EXERCISE DIRECTIONS ->
Identify and copy all lines of the material where the string "icon" is found.

[Collected data entries]
╭──

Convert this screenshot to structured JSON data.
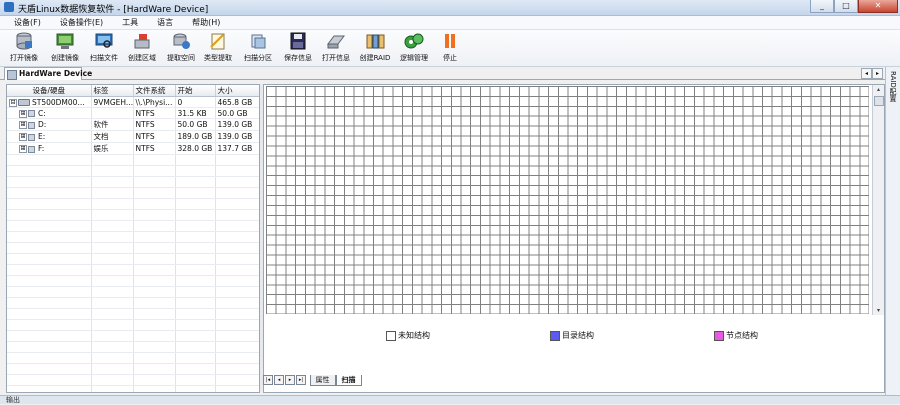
{
  "window": {
    "title": "天盾Linux数据恢复软件 - [HardWare Device]",
    "controls": [
      "_",
      "□",
      "✕"
    ]
  },
  "menu": [
    "设备(F)",
    "设备操作(E)",
    "工具",
    "语言",
    "帮助(H)"
  ],
  "toolbar": [
    {
      "label": "打开镜像",
      "icon": "open-image-icon"
    },
    {
      "label": "创建镜像",
      "icon": "create-image-icon"
    },
    {
      "label": "扫描文件",
      "icon": "scan-files-icon"
    },
    {
      "label": "创建区域",
      "icon": "create-region-icon"
    },
    {
      "label": "提取空间",
      "icon": "extract-space-icon"
    },
    {
      "label": "类型提取",
      "icon": "type-extract-icon"
    },
    {
      "label": "扫描分区",
      "icon": "scan-partition-icon"
    },
    {
      "label": "保存信息",
      "icon": "save-info-icon"
    },
    {
      "label": "打开信息",
      "icon": "open-info-icon"
    },
    {
      "label": "创建RAID",
      "icon": "create-raid-icon"
    },
    {
      "label": "逻辑管理",
      "icon": "logic-manage-icon"
    },
    {
      "label": "停止",
      "icon": "stop-icon"
    }
  ],
  "tabs": {
    "active": "HardWare Device",
    "nav": [
      "◂",
      "▸"
    ]
  },
  "side_tab": "RAID配置",
  "device_table": {
    "columns": [
      "设备/硬盘",
      "标签",
      "文件系统",
      "开始",
      "大小"
    ],
    "rows": [
      {
        "name": "ST500DM00...",
        "label": "9VMGEH...",
        "fs": "\\\\.\\Physi...",
        "start": "0",
        "size": "465.8 GB",
        "expander": "⊟",
        "level": 0
      },
      {
        "name": "C:",
        "label": "",
        "fs": "NTFS",
        "start": "31.5 KB",
        "size": "50.0 GB",
        "expander": "⊞",
        "level": 1
      },
      {
        "name": "D:",
        "label": "软件",
        "fs": "NTFS",
        "start": "50.0 GB",
        "size": "139.0 GB",
        "expander": "⊞",
        "level": 1
      },
      {
        "name": "E:",
        "label": "文档",
        "fs": "NTFS",
        "start": "189.0 GB",
        "size": "139.0 GB",
        "expander": "⊞",
        "level": 1
      },
      {
        "name": "F:",
        "label": "娱乐",
        "fs": "NTFS",
        "start": "328.0 GB",
        "size": "137.7 GB",
        "expander": "⊞",
        "level": 1
      }
    ]
  },
  "cluster_map": {
    "columns": 62,
    "rows": 23,
    "cell_color": "#ffffff",
    "line_color": "#808080"
  },
  "legend": [
    {
      "label": "未知结构",
      "color": "#ffffff"
    },
    {
      "label": "目录结构",
      "color": "#5b5bf0"
    },
    {
      "label": "节点结构",
      "color": "#e85ae0"
    }
  ],
  "bottom_tabs": {
    "nav": [
      "|◂",
      "◂",
      "▸",
      "▸|"
    ],
    "tabs": [
      "属性",
      "扫描"
    ],
    "active": "扫描"
  },
  "status": {
    "text": "输出"
  },
  "scrollbar": {
    "up": "▴",
    "down": "▾"
  }
}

╰──

OUTPUT OF THE TASK ->
      "icon": "open-image-icon"
      "icon": "create-image-icon"
      "icon": "scan-files-icon"
      "icon": "create-region-icon"
      "icon": "extract-space-icon"
      "icon": "type-extract-icon"
      "icon": "scan-partition-icon"
      "icon": "save-info-icon"
      "icon": "open-info-icon"
      "icon": "create-raid-icon"
      "icon": "logic-manage-icon"
      "icon": "stop-icon"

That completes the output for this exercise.